** start Material for this exercise **

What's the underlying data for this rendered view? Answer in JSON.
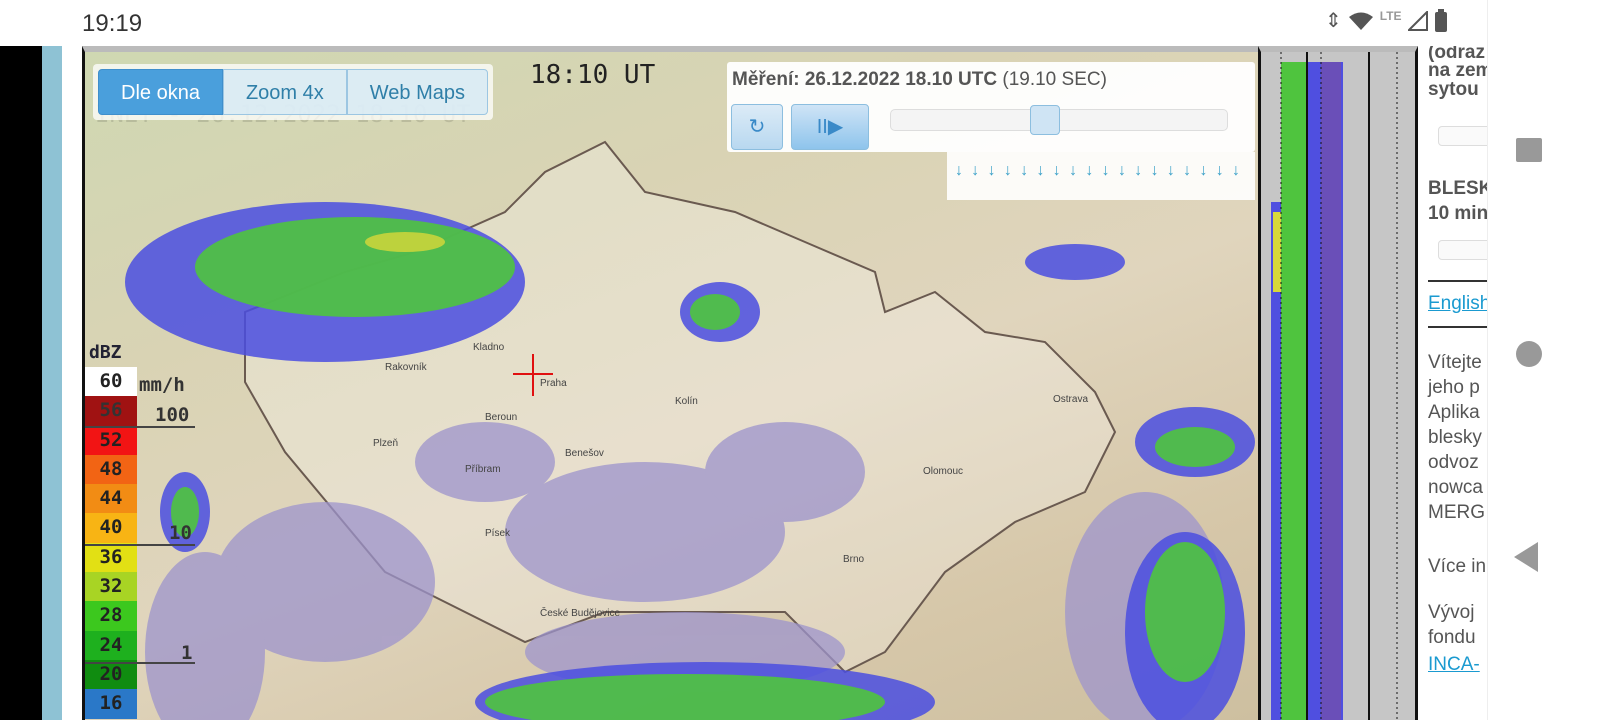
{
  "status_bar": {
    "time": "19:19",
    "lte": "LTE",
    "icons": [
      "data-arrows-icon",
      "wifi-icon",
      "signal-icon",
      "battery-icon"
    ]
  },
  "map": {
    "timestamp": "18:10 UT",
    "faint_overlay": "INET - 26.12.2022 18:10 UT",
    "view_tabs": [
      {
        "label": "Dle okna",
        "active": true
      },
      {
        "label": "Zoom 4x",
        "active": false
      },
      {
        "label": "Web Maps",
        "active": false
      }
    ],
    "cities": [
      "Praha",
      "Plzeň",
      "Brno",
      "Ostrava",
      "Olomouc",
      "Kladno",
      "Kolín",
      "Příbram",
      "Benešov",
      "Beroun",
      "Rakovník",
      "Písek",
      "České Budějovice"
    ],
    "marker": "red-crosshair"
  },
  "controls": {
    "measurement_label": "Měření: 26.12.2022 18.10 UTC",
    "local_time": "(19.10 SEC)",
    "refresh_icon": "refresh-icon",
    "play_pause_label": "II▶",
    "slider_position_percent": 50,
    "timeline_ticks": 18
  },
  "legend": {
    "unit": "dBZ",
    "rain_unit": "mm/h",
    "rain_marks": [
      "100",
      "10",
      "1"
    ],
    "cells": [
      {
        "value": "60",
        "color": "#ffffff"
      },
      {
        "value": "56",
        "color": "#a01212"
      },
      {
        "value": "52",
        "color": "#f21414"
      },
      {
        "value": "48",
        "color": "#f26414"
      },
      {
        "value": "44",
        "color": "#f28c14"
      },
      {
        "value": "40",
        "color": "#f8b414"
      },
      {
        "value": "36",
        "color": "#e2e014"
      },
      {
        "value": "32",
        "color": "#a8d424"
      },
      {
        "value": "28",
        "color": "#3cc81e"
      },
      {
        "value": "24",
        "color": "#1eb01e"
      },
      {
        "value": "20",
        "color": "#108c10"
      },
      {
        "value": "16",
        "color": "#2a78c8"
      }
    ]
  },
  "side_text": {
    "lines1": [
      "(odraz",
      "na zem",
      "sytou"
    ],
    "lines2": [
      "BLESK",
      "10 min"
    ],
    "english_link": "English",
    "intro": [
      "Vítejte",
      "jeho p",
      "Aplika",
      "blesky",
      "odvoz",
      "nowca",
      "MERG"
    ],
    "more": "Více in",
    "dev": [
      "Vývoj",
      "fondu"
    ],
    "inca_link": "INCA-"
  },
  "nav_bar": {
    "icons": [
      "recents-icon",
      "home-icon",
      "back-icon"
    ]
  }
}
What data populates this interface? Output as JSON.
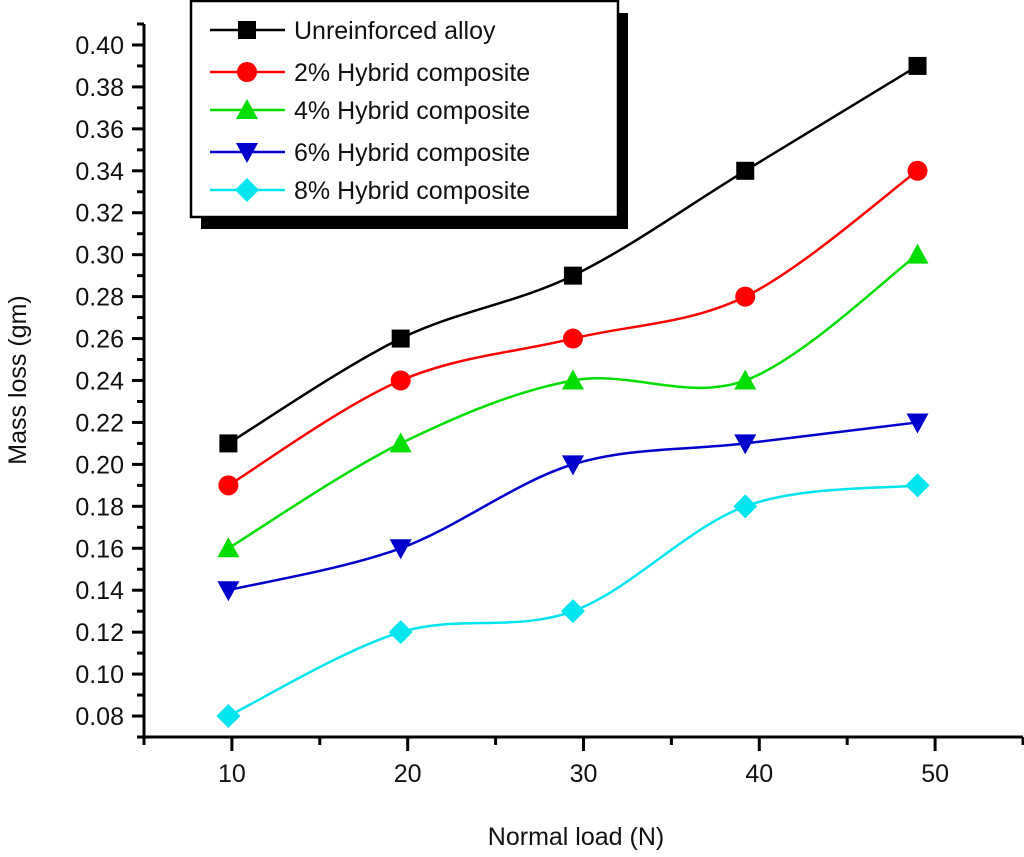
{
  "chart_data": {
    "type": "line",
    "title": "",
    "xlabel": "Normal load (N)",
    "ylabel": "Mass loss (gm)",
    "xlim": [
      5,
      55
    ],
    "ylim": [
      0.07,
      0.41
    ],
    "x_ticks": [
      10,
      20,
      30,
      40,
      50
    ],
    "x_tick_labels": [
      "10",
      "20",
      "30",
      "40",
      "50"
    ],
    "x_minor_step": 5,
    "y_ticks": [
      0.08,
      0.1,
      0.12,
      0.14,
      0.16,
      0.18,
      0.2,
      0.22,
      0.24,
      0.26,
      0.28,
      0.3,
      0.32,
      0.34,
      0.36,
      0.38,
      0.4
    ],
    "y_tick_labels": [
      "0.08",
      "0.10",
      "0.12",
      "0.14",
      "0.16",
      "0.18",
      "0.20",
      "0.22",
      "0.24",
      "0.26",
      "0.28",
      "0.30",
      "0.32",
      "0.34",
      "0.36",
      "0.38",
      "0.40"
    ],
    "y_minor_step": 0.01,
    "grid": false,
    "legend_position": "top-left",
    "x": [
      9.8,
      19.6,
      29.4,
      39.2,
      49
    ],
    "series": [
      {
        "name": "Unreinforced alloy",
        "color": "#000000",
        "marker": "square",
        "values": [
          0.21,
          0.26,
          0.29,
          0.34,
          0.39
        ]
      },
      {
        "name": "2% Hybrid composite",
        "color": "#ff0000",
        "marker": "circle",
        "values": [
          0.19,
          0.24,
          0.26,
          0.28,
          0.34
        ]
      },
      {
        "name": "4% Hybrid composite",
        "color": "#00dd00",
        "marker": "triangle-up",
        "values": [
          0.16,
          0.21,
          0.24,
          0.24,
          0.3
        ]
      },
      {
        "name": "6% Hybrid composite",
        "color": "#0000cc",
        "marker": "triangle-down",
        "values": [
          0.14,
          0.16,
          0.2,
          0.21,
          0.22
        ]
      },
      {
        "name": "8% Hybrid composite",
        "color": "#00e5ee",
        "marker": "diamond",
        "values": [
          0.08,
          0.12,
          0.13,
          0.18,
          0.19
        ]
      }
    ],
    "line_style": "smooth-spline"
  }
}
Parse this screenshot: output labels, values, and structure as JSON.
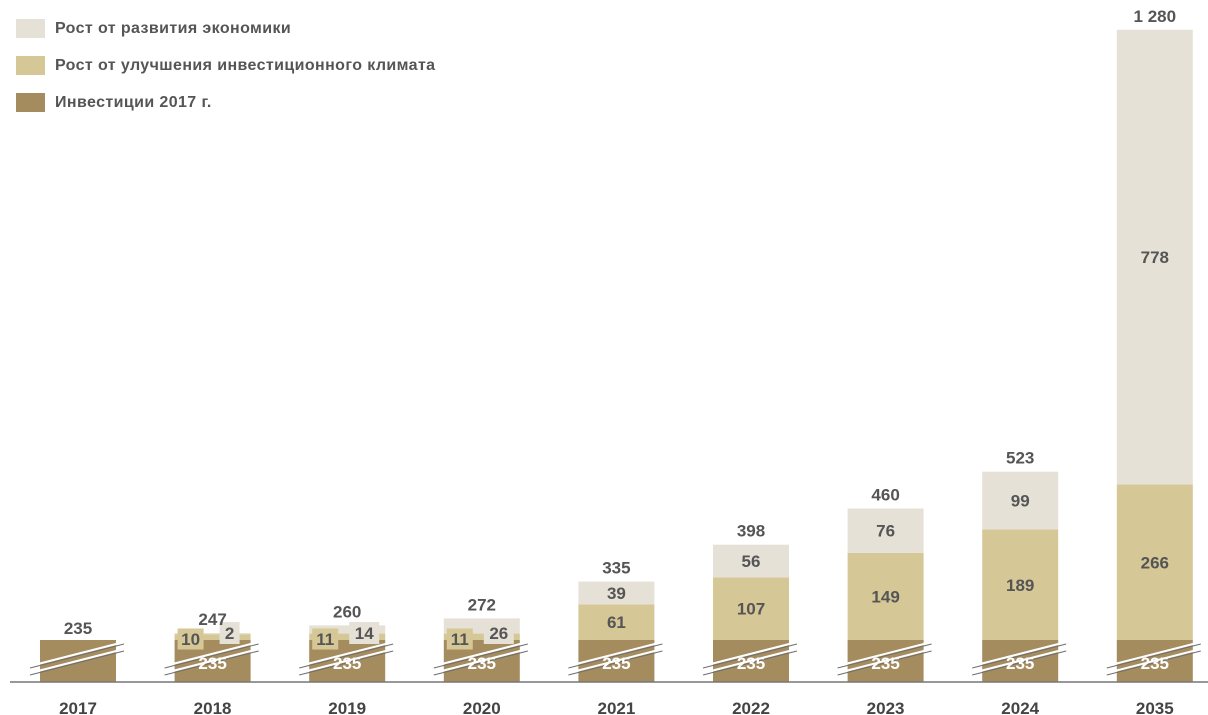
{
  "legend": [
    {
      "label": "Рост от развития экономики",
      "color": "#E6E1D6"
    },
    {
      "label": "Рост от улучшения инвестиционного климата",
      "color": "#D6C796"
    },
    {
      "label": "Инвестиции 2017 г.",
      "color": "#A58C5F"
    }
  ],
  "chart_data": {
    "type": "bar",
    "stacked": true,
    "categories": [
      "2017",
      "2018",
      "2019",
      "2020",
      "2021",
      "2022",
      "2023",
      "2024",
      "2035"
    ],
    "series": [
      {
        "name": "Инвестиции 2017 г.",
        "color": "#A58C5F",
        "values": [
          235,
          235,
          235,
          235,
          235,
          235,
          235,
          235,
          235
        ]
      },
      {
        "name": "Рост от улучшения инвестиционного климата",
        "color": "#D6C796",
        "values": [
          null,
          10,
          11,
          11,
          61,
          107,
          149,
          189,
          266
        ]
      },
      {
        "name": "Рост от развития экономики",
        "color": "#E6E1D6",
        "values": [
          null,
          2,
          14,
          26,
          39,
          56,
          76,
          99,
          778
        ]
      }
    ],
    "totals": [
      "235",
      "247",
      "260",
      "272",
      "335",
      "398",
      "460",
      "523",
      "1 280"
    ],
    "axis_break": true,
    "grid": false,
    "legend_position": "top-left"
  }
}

** end Material for this exercise **

▶ [Exercise brief]
Leave the pictures out, and print every line of the listing exactly as written.

▶ [Written answer]
What's the underlying data for this rendered view? Answer in JSON.
{
  "status_bar": {
    "time": "19:19",
    "lte": "LTE",
    "icons": [
      "data-arrows-icon",
      "wifi-icon",
      "signal-icon",
      "battery-icon"
    ]
  },
  "map": {
    "timestamp": "18:10 UT",
    "faint_overlay": "INET - 26.12.2022 18:10 UT",
    "view_tabs": [
      {
        "label": "Dle okna",
        "active": true
      },
      {
        "label": "Zoom 4x",
        "active": false
      },
      {
        "label": "Web Maps",
        "active": false
      }
    ],
    "cities": [
      "Praha",
      "Plzeň",
      "Brno",
      "Ostrava",
      "Olomouc",
      "Kladno",
      "Kolín",
      "Příbram",
      "Benešov",
      "Beroun",
      "Rakovník",
      "Písek",
      "České Budějovice"
    ],
    "marker": "red-crosshair"
  },
  "controls": {
    "measurement_label": "Měření: 26.12.2022 18.10 UTC",
    "local_time": "(19.10 SEC)",
    "refresh_icon": "refresh-icon",
    "play_pause_label": "II▶",
    "slider_position_percent": 50,
    "timeline_ticks": 18
  },
  "legend": {
    "unit": "dBZ",
    "rain_unit": "mm/h",
    "rain_marks": [
      "100",
      "10",
      "1"
    ],
    "cells": [
      {
        "value": "60",
        "color": "#ffffff"
      },
      {
        "value": "56",
        "color": "#a01212"
      },
      {
        "value": "52",
        "color": "#f21414"
      },
      {
        "value": "48",
        "color": "#f26414"
      },
      {
        "value": "44",
        "color": "#f28c14"
      },
      {
        "value": "40",
        "color": "#f8b414"
      },
      {
        "value": "36",
        "color": "#e2e014"
      },
      {
        "value": "32",
        "color": "#a8d424"
      },
      {
        "value": "28",
        "color": "#3cc81e"
      },
      {
        "value": "24",
        "color": "#1eb01e"
      },
      {
        "value": "20",
        "color": "#108c10"
      },
      {
        "value": "16",
        "color": "#2a78c8"
      }
    ]
  },
  "side_text": {
    "lines1": [
      "(odraz",
      "na zem",
      "sytou"
    ],
    "lines2": [
      "BLESK",
      "10 min"
    ],
    "english_link": "English",
    "intro": [
      "Vítejte",
      "jeho p",
      "Aplika",
      "blesky",
      "odvoz",
      "nowca",
      "MERG"
    ],
    "more": "Více in",
    "dev": [
      "Vývoj",
      "fondu"
    ],
    "inca_link": "INCA-"
  },
  "nav_bar": {
    "icons": [
      "recents-icon",
      "home-icon",
      "back-icon"
    ]
  }
}
What data populates this interface? Output as JSON.
{
  "chart_data": {
    "type": "line",
    "title": "",
    "xlabel": "Normal load (N)",
    "ylabel": "Mass loss (gm)",
    "xlim": [
      5,
      55
    ],
    "ylim": [
      0.07,
      0.41
    ],
    "x_ticks": [
      10,
      20,
      30,
      40,
      50
    ],
    "x_tick_labels": [
      "10",
      "20",
      "30",
      "40",
      "50"
    ],
    "x_minor_step": 5,
    "y_ticks": [
      0.08,
      0.1,
      0.12,
      0.14,
      0.16,
      0.18,
      0.2,
      0.22,
      0.24,
      0.26,
      0.28,
      0.3,
      0.32,
      0.34,
      0.36,
      0.38,
      0.4
    ],
    "y_tick_labels": [
      "0.08",
      "0.10",
      "0.12",
      "0.14",
      "0.16",
      "0.18",
      "0.20",
      "0.22",
      "0.24",
      "0.26",
      "0.28",
      "0.30",
      "0.32",
      "0.34",
      "0.36",
      "0.38",
      "0.40"
    ],
    "y_minor_step": 0.01,
    "grid": false,
    "legend_position": "top-left",
    "x": [
      9.8,
      19.6,
      29.4,
      39.2,
      49
    ],
    "series": [
      {
        "name": "Unreinforced alloy",
        "color": "#000000",
        "marker": "square",
        "values": [
          0.21,
          0.26,
          0.29,
          0.34,
          0.39
        ]
      },
      {
        "name": "2% Hybrid composite",
        "color": "#ff0000",
        "marker": "circle",
        "values": [
          0.19,
          0.24,
          0.26,
          0.28,
          0.34
        ]
      },
      {
        "name": "4% Hybrid composite",
        "color": "#00dd00",
        "marker": "triangle-up",
        "values": [
          0.16,
          0.21,
          0.24,
          0.24,
          0.3
        ]
      },
      {
        "name": "6% Hybrid composite",
        "color": "#0000cc",
        "marker": "triangle-down",
        "values": [
          0.14,
          0.16,
          0.2,
          0.21,
          0.22
        ]
      },
      {
        "name": "8% Hybrid composite",
        "color": "#00e5ee",
        "marker": "diamond",
        "values": [
          0.08,
          0.12,
          0.13,
          0.18,
          0.19
        ]
      }
    ],
    "line_style": "smooth-spline"
  }
}
Parse this screenshot: output labels, values, and structure as JSON.
{
  "legend": [
    {
      "label": "Рост от развития экономики",
      "color": "#E6E1D6"
    },
    {
      "label": "Рост от улучшения инвестиционного климата",
      "color": "#D6C796"
    },
    {
      "label": "Инвестиции 2017 г.",
      "color": "#A58C5F"
    }
  ],
  "chart_data": {
    "type": "bar",
    "stacked": true,
    "categories": [
      "2017",
      "2018",
      "2019",
      "2020",
      "2021",
      "2022",
      "2023",
      "2024",
      "2035"
    ],
    "series": [
      {
        "name": "Инвестиции 2017 г.",
        "color": "#A58C5F",
        "values": [
          235,
          235,
          235,
          235,
          235,
          235,
          235,
          235,
          235
        ]
      },
      {
        "name": "Рост от улучшения инвестиционного климата",
        "color": "#D6C796",
        "values": [
          null,
          10,
          11,
          11,
          61,
          107,
          149,
          189,
          266
        ]
      },
      {
        "name": "Рост от развития экономики",
        "color": "#E6E1D6",
        "values": [
          null,
          2,
          14,
          26,
          39,
          56,
          76,
          99,
          778
        ]
      }
    ],
    "totals": [
      "235",
      "247",
      "260",
      "272",
      "335",
      "398",
      "460",
      "523",
      "1 280"
    ],
    "axis_break": true,
    "grid": false,
    "legend_position": "top-left"
  }
}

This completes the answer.